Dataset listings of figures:
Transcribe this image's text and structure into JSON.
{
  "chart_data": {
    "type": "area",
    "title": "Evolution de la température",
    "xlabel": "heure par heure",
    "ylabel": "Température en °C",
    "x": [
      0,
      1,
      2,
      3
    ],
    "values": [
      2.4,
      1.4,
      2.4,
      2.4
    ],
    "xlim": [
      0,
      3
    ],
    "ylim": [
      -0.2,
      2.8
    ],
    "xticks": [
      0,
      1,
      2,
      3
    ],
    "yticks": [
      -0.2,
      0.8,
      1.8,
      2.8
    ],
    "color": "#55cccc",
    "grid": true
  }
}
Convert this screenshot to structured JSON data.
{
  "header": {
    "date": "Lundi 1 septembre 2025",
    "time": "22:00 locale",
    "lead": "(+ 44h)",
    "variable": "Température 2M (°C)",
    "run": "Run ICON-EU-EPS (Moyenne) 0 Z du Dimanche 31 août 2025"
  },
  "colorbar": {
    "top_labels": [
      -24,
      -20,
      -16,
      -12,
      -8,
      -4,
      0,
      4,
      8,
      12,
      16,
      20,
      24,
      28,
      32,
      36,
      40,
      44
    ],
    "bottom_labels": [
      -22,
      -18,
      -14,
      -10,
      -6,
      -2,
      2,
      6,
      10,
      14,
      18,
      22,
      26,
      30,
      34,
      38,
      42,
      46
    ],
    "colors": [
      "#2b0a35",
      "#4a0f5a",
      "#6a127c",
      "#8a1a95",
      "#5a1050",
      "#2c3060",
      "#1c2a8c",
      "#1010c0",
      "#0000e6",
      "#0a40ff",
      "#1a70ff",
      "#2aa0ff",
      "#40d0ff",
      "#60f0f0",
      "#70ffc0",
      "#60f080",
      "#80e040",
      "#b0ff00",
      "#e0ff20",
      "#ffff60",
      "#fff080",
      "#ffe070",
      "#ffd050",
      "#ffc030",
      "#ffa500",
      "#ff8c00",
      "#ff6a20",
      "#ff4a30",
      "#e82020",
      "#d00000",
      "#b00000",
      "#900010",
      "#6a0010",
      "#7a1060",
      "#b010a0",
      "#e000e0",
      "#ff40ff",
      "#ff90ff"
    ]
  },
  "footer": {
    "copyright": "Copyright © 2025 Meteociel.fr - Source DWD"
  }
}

* _STATED EXERCISE_
Each line in the material above must be retyped without alteration.

* _THE REPLY_
Transcribe this image's text and structure into JSON.
{
  "chart_data": {
    "type": "area",
    "title": "Evolution de la température",
    "xlabel": "heure par heure",
    "ylabel": "Température en °C",
    "x": [
      0,
      1,
      2,
      3
    ],
    "values": [
      2.4,
      1.4,
      2.4,
      2.4
    ],
    "xlim": [
      0,
      3
    ],
    "ylim": [
      -0.2,
      2.8
    ],
    "xticks": [
      0,
      1,
      2,
      3
    ],
    "yticks": [
      -0.2,
      0.8,
      1.8,
      2.8
    ],
    "color": "#55cccc",
    "grid": true
  }
}
Convert this screenshot to structured JSON data.
{
  "header": {
    "date": "Lundi 1 septembre 2025",
    "time": "22:00 locale",
    "lead": "(+ 44h)",
    "variable": "Température 2M (°C)",
    "run": "Run ICON-EU-EPS (Moyenne) 0 Z du Dimanche 31 août 2025"
  },
  "colorbar": {
    "top_labels": [
      -24,
      -20,
      -16,
      -12,
      -8,
      -4,
      0,
      4,
      8,
      12,
      16,
      20,
      24,
      28,
      32,
      36,
      40,
      44
    ],
    "bottom_labels": [
      -22,
      -18,
      -14,
      -10,
      -6,
      -2,
      2,
      6,
      10,
      14,
      18,
      22,
      26,
      30,
      34,
      38,
      42,
      46
    ],
    "colors": [
      "#2b0a35",
      "#4a0f5a",
      "#6a127c",
      "#8a1a95",
      "#5a1050",
      "#2c3060",
      "#1c2a8c",
      "#1010c0",
      "#0000e6",
      "#0a40ff",
      "#1a70ff",
      "#2aa0ff",
      "#40d0ff",
      "#60f0f0",
      "#70ffc0",
      "#60f080",
      "#80e040",
      "#b0ff00",
      "#e0ff20",
      "#ffff60",
      "#fff080",
      "#ffe070",
      "#ffd050",
      "#ffc030",
      "#ffa500",
      "#ff8c00",
      "#ff6a20",
      "#ff4a30",
      "#e82020",
      "#d00000",
      "#b00000",
      "#900010",
      "#6a0010",
      "#7a1060",
      "#b010a0",
      "#e000e0",
      "#ff40ff",
      "#ff90ff"
    ]
  },
  "footer": {
    "copyright": "Copyright © 2025 Meteociel.fr - Source DWD"
  }
}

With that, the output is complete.